-- Begin RAW RECORDS --

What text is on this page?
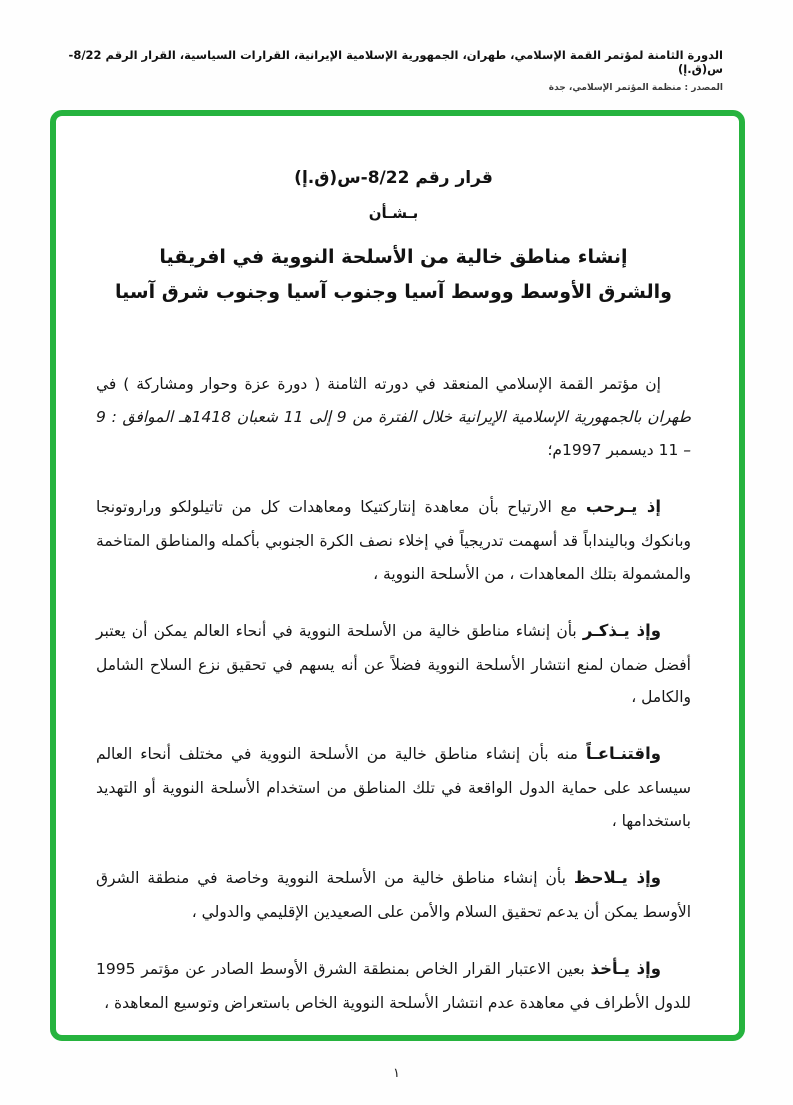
الدورة الثامنة لمؤتمر القمة الإسلامي، طهران، الجمهورية الإسلامية الإيرانية، القرارات السياسية، القرار الرقم 8/22-س(ق.إ)
المصدر : منظمة المؤتمر الإسلامي، جدة
قرار رقم 8/22-س(ق.إ)
بـشـأن
إنشاء مناطق خالية من الأسلحة النووية في افريقيا
والشرق الأوسط ووسط آسيا وجنوب آسيا وجنوب شرق آسيا

إن مؤتمر القمة الإسلامي المنعقد في دورته الثامنة ( دورة عزة وحوار ومشاركة ) في طهران بالجمهورية الإسلامية الإيرانية خلال الفترة من 9 إلى 11 شعبان 1418هـ الموافق : 9 – 11 ديسمبر 1997م؛

إذ يـرحب مع الارتياح بأن معاهدة إنتاركتيكا ومعاهدات كل من تاتيلولكو وراروتونجا وبانكوك وبالينداباً قد أسهمت تدريجياً في إخلاء نصف الكرة الجنوبي بأكمله والمناطق المتاخمة والمشمولة بتلك المعاهدات ، من الأسلحة النووية ،

وإذ يـذكـر بأن إنشاء مناطق خالية من الأسلحة النووية في أنحاء العالم يمكن أن يعتبر أفضل ضمان لمنع انتشار الأسلحة النووية فضلاً عن أنه يسهم في تحقيق نزع السلاح الشامل والكامل ،

واقتنـاعـاً منه بأن إنشاء مناطق خالية من الأسلحة النووية في مختلف أنحاء العالم سيساعد على حماية الدول الواقعة في تلك المناطق من استخدام الأسلحة النووية أو التهديد باستخدامها ،

وإذ يـلاحظ بأن إنشاء مناطق خالية من الأسلحة النووية وخاصة في منطقة الشرق الأوسط يمكن أن يدعم تحقيق السلام والأمن على الصعيدين الإقليمي والدولي ،

وإذ يـأخذ بعين الاعتبار القرار الخاص بمنطقة الشرق الأوسط الصادر عن مؤتمر 1995 للدول الأطراف في معاهدة عدم انتشار الأسلحة النووية الخاص باستعراض وتوسيع المعاهدة ،

١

-- End RAW RECORDS --

PROBLEM DETAILS: Where a line in the material contains "الإسلامية", copy that line.

RESPONSE FOR THIS EXERCISE:
الدورة الثامنة لمؤتمر القمة الإسلامي، طهران، الجمهورية الإسلامية الإيرانية، القرارات السياسية، القرار الرقم 8/22-س(ق.إ)
إن مؤتمر القمة الإسلامي المنعقد في دورته الثامنة ( دورة عزة وحوار ومشاركة ) في طهران بالجمهورية الإسلامية الإيرانية خلال الفترة من 9 إلى 11 شعبان 1418هـ الموافق : 9 – 11 ديسمبر 1997م؛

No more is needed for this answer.